§ **To be done**
State how many lines of the entries contain the string "values", giving only the number.

Box coordinate listings:
--- Start ---
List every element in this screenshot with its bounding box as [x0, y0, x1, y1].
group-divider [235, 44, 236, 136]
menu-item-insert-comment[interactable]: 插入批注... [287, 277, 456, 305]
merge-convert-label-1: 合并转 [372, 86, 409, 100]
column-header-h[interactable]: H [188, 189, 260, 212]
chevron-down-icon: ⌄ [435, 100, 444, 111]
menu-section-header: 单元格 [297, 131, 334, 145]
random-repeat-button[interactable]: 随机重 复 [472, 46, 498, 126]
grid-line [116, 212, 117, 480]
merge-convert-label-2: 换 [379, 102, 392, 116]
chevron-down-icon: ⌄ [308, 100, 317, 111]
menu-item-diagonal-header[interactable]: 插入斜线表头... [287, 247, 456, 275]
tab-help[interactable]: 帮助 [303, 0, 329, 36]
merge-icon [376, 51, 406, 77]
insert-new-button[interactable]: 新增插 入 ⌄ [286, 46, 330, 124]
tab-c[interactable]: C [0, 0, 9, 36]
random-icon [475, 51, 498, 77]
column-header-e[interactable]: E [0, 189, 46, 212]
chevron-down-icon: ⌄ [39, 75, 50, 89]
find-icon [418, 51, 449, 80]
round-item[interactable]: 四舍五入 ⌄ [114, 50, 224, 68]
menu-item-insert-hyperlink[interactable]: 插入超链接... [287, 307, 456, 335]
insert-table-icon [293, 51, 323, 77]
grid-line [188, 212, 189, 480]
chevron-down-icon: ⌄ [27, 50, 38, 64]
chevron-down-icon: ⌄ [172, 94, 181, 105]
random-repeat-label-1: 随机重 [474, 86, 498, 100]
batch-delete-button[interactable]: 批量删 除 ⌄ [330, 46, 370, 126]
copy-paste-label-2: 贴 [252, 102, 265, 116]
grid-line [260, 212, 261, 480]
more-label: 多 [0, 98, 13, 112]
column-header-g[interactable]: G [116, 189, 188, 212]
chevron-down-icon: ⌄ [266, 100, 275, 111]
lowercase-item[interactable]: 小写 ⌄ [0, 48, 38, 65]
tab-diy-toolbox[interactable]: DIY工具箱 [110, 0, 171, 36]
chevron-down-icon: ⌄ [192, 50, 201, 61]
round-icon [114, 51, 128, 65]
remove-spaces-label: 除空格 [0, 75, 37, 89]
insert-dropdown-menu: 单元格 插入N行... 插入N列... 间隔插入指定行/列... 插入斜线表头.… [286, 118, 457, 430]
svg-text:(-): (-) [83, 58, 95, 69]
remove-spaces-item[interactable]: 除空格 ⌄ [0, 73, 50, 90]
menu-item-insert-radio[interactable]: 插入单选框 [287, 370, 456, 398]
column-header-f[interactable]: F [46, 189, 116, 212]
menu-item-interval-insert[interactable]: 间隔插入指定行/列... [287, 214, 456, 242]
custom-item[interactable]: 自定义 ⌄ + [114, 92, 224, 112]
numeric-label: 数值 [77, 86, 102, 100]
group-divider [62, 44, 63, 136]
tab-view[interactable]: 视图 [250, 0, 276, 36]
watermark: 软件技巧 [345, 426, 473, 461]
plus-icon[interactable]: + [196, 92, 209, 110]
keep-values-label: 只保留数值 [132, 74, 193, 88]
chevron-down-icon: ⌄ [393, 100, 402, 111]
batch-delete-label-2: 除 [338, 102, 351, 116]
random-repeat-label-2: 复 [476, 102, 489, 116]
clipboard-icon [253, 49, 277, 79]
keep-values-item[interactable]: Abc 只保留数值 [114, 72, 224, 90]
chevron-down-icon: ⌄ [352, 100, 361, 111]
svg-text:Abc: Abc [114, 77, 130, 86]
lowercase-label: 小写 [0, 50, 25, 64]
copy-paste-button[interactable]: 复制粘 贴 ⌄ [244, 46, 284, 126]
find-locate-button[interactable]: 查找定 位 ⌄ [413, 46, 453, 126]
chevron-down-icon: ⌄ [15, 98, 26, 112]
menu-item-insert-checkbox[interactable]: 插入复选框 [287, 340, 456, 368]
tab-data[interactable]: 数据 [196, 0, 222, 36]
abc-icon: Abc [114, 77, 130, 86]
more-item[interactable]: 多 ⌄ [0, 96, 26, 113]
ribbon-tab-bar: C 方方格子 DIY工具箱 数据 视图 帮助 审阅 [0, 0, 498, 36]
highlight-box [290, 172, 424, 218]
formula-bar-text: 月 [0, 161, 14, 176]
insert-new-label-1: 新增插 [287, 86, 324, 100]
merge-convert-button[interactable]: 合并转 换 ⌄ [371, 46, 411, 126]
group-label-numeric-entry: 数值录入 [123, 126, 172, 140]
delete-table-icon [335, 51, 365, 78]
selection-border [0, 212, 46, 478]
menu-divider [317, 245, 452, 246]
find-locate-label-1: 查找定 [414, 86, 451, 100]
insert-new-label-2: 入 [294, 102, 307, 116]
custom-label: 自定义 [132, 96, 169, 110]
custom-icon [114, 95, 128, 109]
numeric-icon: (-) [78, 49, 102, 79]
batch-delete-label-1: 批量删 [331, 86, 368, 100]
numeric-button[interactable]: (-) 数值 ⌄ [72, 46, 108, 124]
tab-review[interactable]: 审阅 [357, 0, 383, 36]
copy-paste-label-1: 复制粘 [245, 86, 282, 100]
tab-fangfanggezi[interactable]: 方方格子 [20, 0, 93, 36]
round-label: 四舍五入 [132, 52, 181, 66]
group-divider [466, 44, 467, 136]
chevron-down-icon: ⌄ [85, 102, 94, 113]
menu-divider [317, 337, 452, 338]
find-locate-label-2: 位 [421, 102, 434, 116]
--- End ---
§ **Worked answer**
2